Gather all lines containing the string "Output" and copy them out.

*** Data for processing

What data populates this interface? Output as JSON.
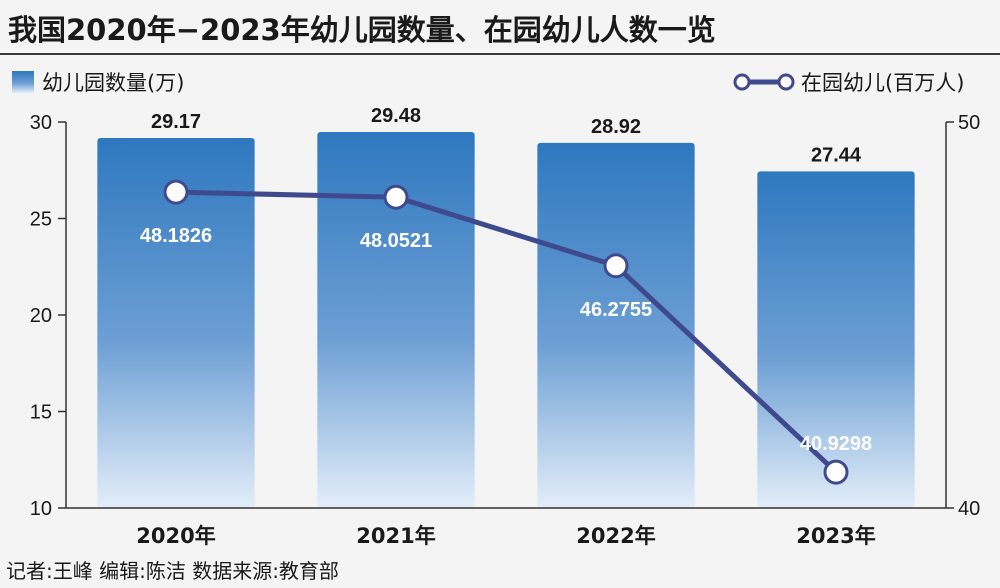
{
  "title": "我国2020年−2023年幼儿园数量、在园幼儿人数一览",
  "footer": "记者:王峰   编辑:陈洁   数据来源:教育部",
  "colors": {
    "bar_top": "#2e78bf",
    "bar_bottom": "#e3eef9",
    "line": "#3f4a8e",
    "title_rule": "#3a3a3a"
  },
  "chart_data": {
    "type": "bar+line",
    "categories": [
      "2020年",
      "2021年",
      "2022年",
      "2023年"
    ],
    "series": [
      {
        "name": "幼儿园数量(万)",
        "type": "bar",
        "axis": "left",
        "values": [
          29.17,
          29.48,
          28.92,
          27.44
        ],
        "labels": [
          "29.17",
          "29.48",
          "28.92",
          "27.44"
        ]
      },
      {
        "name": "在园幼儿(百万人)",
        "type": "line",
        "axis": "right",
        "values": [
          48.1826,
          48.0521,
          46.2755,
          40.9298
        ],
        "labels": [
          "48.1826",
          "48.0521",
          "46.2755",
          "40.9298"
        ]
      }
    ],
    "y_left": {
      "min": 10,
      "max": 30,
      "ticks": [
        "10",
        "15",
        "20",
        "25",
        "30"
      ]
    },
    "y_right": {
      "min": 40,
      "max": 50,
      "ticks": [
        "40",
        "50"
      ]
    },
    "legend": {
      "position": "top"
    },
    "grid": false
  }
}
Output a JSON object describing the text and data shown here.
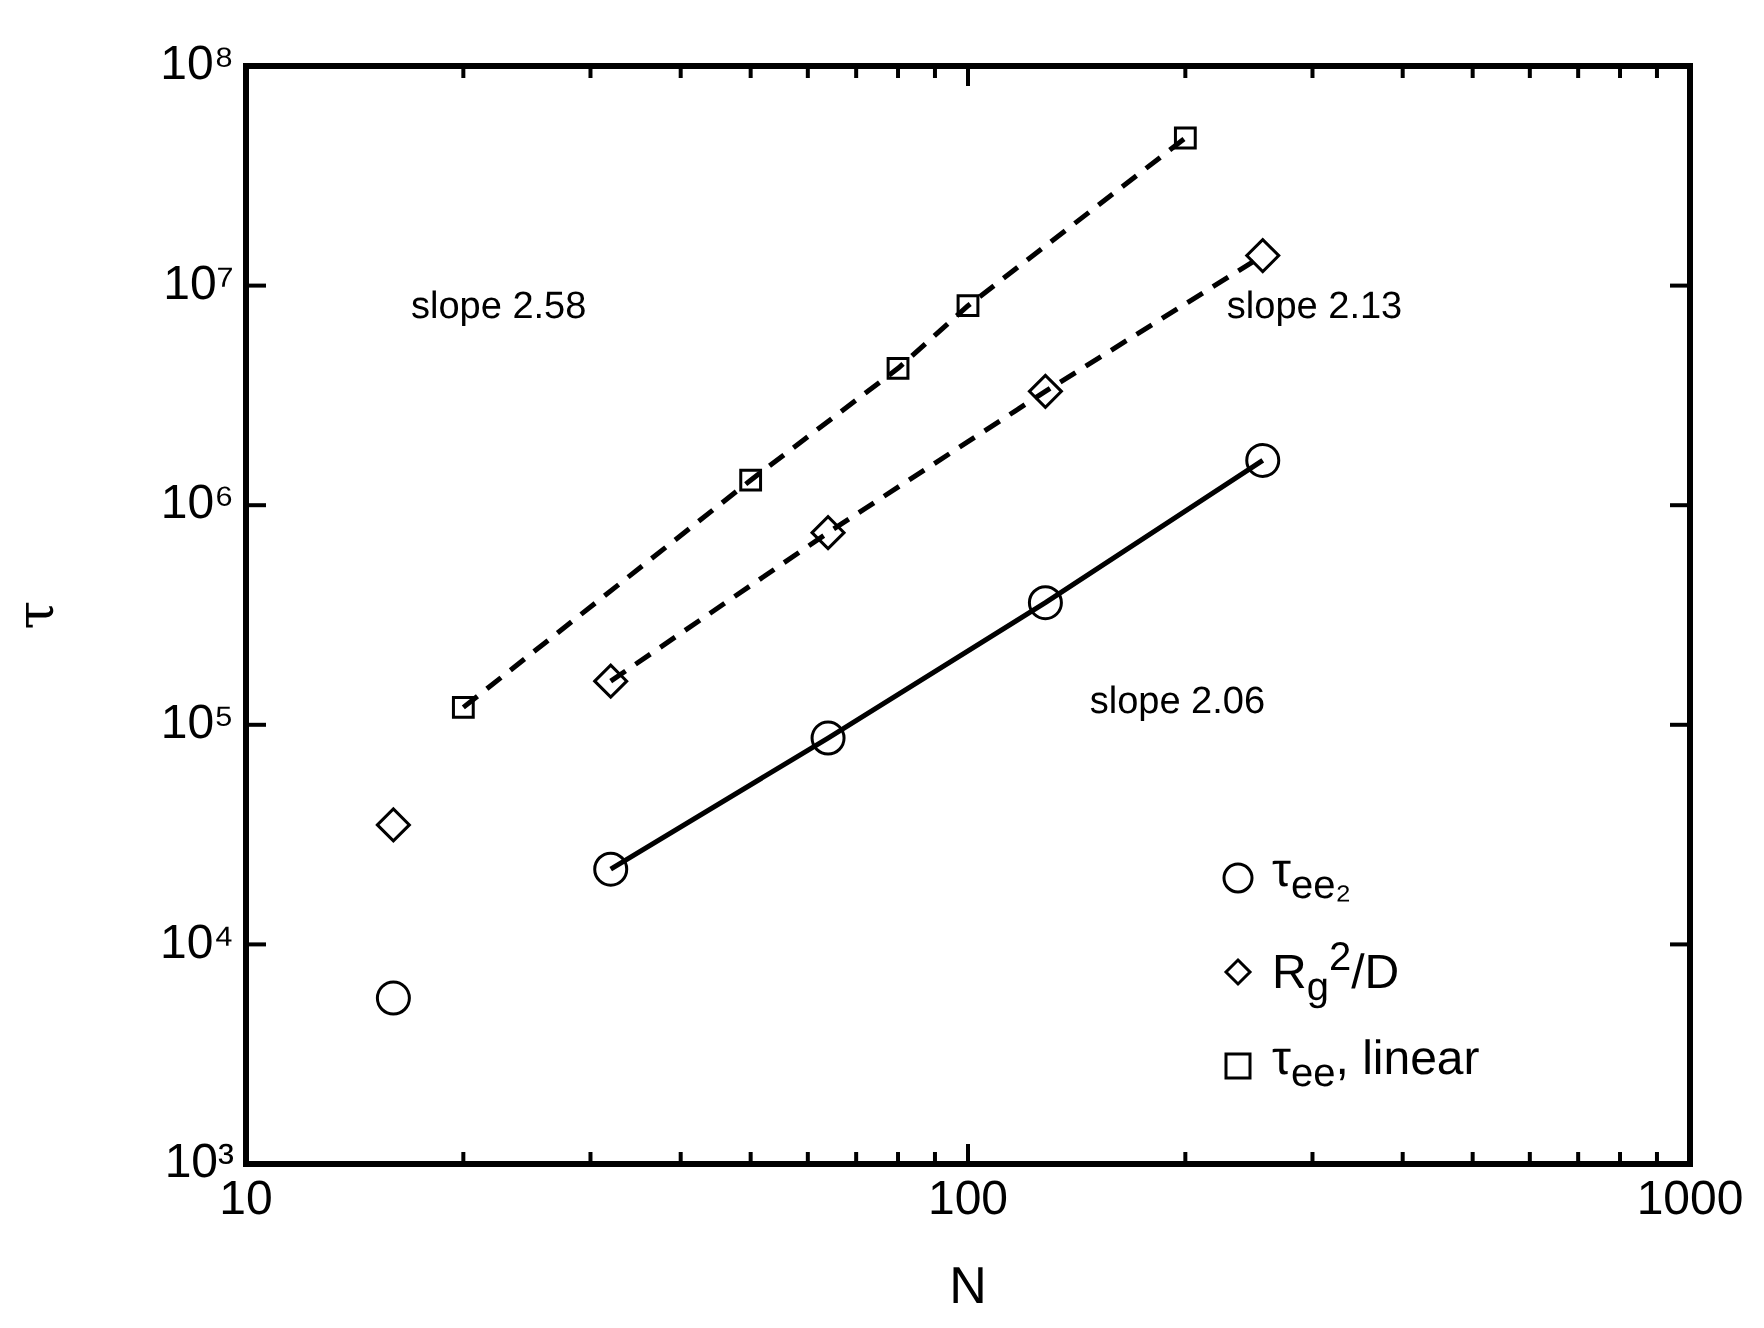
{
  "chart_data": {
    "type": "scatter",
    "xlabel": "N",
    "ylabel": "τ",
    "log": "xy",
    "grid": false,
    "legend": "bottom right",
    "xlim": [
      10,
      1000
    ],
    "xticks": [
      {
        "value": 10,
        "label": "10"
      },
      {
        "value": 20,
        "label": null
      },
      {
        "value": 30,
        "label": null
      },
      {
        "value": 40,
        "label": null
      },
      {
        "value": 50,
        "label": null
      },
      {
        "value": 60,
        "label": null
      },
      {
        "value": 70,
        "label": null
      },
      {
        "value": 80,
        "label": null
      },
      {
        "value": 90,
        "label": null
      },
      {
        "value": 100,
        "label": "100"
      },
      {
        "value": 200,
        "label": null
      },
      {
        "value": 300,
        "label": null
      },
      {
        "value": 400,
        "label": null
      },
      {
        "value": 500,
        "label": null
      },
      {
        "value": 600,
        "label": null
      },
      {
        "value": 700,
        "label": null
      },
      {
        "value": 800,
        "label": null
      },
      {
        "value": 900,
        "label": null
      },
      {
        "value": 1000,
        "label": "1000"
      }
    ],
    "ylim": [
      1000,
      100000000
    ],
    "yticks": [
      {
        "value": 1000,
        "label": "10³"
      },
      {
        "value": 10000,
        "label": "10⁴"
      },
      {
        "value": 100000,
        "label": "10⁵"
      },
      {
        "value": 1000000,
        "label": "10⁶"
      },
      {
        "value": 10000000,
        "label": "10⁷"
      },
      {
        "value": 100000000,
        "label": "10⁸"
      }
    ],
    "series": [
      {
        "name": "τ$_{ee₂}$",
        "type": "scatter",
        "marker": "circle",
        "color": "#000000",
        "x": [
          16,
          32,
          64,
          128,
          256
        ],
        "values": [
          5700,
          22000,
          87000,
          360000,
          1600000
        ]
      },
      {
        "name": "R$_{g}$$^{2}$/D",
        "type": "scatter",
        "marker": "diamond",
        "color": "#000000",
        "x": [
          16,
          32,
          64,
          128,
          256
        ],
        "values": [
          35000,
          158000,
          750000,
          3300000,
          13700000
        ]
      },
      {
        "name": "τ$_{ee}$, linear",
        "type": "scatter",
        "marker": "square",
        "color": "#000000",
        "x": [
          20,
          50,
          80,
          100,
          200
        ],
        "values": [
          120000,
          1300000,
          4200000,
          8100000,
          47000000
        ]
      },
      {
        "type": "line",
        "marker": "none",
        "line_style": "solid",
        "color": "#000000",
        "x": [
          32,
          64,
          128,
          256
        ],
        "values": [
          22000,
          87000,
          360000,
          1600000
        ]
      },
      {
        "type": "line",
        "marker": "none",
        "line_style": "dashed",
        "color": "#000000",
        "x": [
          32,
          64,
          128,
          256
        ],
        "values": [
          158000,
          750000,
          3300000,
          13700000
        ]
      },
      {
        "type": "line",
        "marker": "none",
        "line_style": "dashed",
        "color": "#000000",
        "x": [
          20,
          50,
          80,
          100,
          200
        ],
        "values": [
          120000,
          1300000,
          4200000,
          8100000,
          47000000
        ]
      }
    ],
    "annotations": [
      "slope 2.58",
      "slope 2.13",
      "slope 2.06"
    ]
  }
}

******

Result:
What data populates this interface? Output as JSON.
Output a JSON object describing the text and data shown here.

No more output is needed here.